***** MATERIALS PROVIDED *****
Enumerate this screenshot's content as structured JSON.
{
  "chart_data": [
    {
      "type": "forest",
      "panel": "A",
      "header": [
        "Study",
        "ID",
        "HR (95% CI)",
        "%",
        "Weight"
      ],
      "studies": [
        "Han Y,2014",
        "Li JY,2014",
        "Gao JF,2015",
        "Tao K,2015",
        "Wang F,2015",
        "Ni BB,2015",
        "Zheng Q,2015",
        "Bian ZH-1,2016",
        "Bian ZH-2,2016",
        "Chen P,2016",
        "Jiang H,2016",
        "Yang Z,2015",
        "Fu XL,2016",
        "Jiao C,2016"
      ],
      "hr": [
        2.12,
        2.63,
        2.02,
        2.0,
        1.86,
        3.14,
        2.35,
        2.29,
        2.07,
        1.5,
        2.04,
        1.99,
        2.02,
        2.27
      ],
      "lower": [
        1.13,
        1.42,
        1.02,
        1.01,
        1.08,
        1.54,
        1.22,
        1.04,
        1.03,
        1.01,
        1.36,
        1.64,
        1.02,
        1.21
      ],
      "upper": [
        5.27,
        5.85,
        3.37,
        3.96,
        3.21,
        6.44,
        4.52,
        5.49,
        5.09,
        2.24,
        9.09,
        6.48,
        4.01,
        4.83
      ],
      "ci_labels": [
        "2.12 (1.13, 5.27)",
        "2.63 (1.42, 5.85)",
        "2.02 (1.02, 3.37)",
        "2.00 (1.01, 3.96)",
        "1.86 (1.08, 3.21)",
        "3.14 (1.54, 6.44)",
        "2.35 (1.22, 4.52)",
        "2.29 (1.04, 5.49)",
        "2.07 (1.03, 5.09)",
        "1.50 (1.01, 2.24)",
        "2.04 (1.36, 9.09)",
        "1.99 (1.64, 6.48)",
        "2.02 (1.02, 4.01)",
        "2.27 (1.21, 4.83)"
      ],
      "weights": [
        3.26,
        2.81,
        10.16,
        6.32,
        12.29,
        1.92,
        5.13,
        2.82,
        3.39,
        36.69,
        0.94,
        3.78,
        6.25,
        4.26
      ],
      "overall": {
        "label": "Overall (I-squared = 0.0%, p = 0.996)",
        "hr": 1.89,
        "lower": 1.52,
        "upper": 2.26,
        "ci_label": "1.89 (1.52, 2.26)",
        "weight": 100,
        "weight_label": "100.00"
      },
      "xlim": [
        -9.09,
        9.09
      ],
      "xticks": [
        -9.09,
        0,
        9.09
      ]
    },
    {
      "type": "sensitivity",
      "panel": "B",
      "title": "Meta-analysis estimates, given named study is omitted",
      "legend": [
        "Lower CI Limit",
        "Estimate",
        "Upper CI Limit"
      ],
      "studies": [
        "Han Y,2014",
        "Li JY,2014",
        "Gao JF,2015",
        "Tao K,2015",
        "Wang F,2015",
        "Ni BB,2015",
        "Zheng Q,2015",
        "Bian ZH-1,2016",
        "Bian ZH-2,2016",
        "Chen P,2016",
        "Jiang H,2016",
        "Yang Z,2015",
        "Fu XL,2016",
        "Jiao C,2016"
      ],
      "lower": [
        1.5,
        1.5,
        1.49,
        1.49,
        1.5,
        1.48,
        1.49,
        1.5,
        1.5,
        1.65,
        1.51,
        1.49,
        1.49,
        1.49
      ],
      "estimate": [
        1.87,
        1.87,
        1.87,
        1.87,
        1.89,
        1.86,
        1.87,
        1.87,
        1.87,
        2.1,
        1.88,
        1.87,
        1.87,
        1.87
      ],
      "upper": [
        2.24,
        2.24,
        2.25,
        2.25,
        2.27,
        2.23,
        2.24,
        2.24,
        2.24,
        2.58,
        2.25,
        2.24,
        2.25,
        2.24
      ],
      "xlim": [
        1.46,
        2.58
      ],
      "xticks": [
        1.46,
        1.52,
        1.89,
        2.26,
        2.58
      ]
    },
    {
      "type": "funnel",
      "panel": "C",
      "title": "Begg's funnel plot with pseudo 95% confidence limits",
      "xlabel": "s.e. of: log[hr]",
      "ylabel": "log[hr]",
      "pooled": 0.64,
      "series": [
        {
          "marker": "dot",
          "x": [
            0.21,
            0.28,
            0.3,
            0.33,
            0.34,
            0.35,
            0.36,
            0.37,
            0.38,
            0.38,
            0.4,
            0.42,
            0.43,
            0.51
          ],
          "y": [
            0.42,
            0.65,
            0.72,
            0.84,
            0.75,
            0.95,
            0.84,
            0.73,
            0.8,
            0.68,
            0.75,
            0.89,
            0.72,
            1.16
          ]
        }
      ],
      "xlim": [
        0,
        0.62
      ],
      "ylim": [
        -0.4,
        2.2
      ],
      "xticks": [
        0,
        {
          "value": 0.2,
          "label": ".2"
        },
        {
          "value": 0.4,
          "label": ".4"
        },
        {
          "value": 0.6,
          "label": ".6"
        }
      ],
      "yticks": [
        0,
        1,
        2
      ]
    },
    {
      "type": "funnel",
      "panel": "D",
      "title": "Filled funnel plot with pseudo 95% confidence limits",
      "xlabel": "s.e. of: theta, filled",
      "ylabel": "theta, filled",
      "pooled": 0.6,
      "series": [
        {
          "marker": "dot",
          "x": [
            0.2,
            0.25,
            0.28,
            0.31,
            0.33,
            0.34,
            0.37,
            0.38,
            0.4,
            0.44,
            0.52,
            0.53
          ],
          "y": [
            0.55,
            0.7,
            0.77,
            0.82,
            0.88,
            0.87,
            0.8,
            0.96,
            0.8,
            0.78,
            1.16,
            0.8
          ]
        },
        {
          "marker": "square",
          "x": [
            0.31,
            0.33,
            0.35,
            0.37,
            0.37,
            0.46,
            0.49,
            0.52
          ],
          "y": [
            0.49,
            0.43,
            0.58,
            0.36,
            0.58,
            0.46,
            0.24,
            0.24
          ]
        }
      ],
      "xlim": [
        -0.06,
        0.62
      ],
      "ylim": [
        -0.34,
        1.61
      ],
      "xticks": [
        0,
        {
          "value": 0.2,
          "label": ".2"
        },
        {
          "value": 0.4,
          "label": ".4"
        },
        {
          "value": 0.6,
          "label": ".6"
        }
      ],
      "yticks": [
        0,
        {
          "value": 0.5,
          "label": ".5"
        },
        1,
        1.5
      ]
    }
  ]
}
*****
▶ TASK DETAILS
Quote each line above in full, word for word.

▶ OUTPUT FOR THIS EXERCISE
Enumerate this screenshot's content as structured JSON.
{
  "chart_data": [
    {
      "type": "forest",
      "panel": "A",
      "header": [
        "Study",
        "ID",
        "HR (95% CI)",
        "%",
        "Weight"
      ],
      "studies": [
        "Han Y,2014",
        "Li JY,2014",
        "Gao JF,2015",
        "Tao K,2015",
        "Wang F,2015",
        "Ni BB,2015",
        "Zheng Q,2015",
        "Bian ZH-1,2016",
        "Bian ZH-2,2016",
        "Chen P,2016",
        "Jiang H,2016",
        "Yang Z,2015",
        "Fu XL,2016",
        "Jiao C,2016"
      ],
      "hr": [
        2.12,
        2.63,
        2.02,
        2.0,
        1.86,
        3.14,
        2.35,
        2.29,
        2.07,
        1.5,
        2.04,
        1.99,
        2.02,
        2.27
      ],
      "lower": [
        1.13,
        1.42,
        1.02,
        1.01,
        1.08,
        1.54,
        1.22,
        1.04,
        1.03,
        1.01,
        1.36,
        1.64,
        1.02,
        1.21
      ],
      "upper": [
        5.27,
        5.85,
        3.37,
        3.96,
        3.21,
        6.44,
        4.52,
        5.49,
        5.09,
        2.24,
        9.09,
        6.48,
        4.01,
        4.83
      ],
      "ci_labels": [
        "2.12 (1.13, 5.27)",
        "2.63 (1.42, 5.85)",
        "2.02 (1.02, 3.37)",
        "2.00 (1.01, 3.96)",
        "1.86 (1.08, 3.21)",
        "3.14 (1.54, 6.44)",
        "2.35 (1.22, 4.52)",
        "2.29 (1.04, 5.49)",
        "2.07 (1.03, 5.09)",
        "1.50 (1.01, 2.24)",
        "2.04 (1.36, 9.09)",
        "1.99 (1.64, 6.48)",
        "2.02 (1.02, 4.01)",
        "2.27 (1.21, 4.83)"
      ],
      "weights": [
        3.26,
        2.81,
        10.16,
        6.32,
        12.29,
        1.92,
        5.13,
        2.82,
        3.39,
        36.69,
        0.94,
        3.78,
        6.25,
        4.26
      ],
      "overall": {
        "label": "Overall (I-squared = 0.0%, p = 0.996)",
        "hr": 1.89,
        "lower": 1.52,
        "upper": 2.26,
        "ci_label": "1.89 (1.52, 2.26)",
        "weight": 100,
        "weight_label": "100.00"
      },
      "xlim": [
        -9.09,
        9.09
      ],
      "xticks": [
        -9.09,
        0,
        9.09
      ]
    },
    {
      "type": "sensitivity",
      "panel": "B",
      "title": "Meta-analysis estimates, given named study is omitted",
      "legend": [
        "Lower CI Limit",
        "Estimate",
        "Upper CI Limit"
      ],
      "studies": [
        "Han Y,2014",
        "Li JY,2014",
        "Gao JF,2015",
        "Tao K,2015",
        "Wang F,2015",
        "Ni BB,2015",
        "Zheng Q,2015",
        "Bian ZH-1,2016",
        "Bian ZH-2,2016",
        "Chen P,2016",
        "Jiang H,2016",
        "Yang Z,2015",
        "Fu XL,2016",
        "Jiao C,2016"
      ],
      "lower": [
        1.5,
        1.5,
        1.49,
        1.49,
        1.5,
        1.48,
        1.49,
        1.5,
        1.5,
        1.65,
        1.51,
        1.49,
        1.49,
        1.49
      ],
      "estimate": [
        1.87,
        1.87,
        1.87,
        1.87,
        1.89,
        1.86,
        1.87,
        1.87,
        1.87,
        2.1,
        1.88,
        1.87,
        1.87,
        1.87
      ],
      "upper": [
        2.24,
        2.24,
        2.25,
        2.25,
        2.27,
        2.23,
        2.24,
        2.24,
        2.24,
        2.58,
        2.25,
        2.24,
        2.25,
        2.24
      ],
      "xlim": [
        1.46,
        2.58
      ],
      "xticks": [
        1.46,
        1.52,
        1.89,
        2.26,
        2.58
      ]
    },
    {
      "type": "funnel",
      "panel": "C",
      "title": "Begg's funnel plot with pseudo 95% confidence limits",
      "xlabel": "s.e. of: log[hr]",
      "ylabel": "log[hr]",
      "pooled": 0.64,
      "series": [
        {
          "marker": "dot",
          "x": [
            0.21,
            0.28,
            0.3,
            0.33,
            0.34,
            0.35,
            0.36,
            0.37,
            0.38,
            0.38,
            0.4,
            0.42,
            0.43,
            0.51
          ],
          "y": [
            0.42,
            0.65,
            0.72,
            0.84,
            0.75,
            0.95,
            0.84,
            0.73,
            0.8,
            0.68,
            0.75,
            0.89,
            0.72,
            1.16
          ]
        }
      ],
      "xlim": [
        0,
        0.62
      ],
      "ylim": [
        -0.4,
        2.2
      ],
      "xticks": [
        0,
        {
          "value": 0.2,
          "label": ".2"
        },
        {
          "value": 0.4,
          "label": ".4"
        },
        {
          "value": 0.6,
          "label": ".6"
        }
      ],
      "yticks": [
        0,
        1,
        2
      ]
    },
    {
      "type": "funnel",
      "panel": "D",
      "title": "Filled funnel plot with pseudo 95% confidence limits",
      "xlabel": "s.e. of: theta, filled",
      "ylabel": "theta, filled",
      "pooled": 0.6,
      "series": [
        {
          "marker": "dot",
          "x": [
            0.2,
            0.25,
            0.28,
            0.31,
            0.33,
            0.34,
            0.37,
            0.38,
            0.4,
            0.44,
            0.52,
            0.53
          ],
          "y": [
            0.55,
            0.7,
            0.77,
            0.82,
            0.88,
            0.87,
            0.8,
            0.96,
            0.8,
            0.78,
            1.16,
            0.8
          ]
        },
        {
          "marker": "square",
          "x": [
            0.31,
            0.33,
            0.35,
            0.37,
            0.37,
            0.46,
            0.49,
            0.52
          ],
          "y": [
            0.49,
            0.43,
            0.58,
            0.36,
            0.58,
            0.46,
            0.24,
            0.24
          ]
        }
      ],
      "xlim": [
        -0.06,
        0.62
      ],
      "ylim": [
        -0.34,
        1.61
      ],
      "xticks": [
        0,
        {
          "value": 0.2,
          "label": ".2"
        },
        {
          "value": 0.4,
          "label": ".4"
        },
        {
          "value": 0.6,
          "label": ".6"
        }
      ],
      "yticks": [
        0,
        {
          "value": 0.5,
          "label": ".5"
        },
        1,
        1.5
      ]
    }
  ]
}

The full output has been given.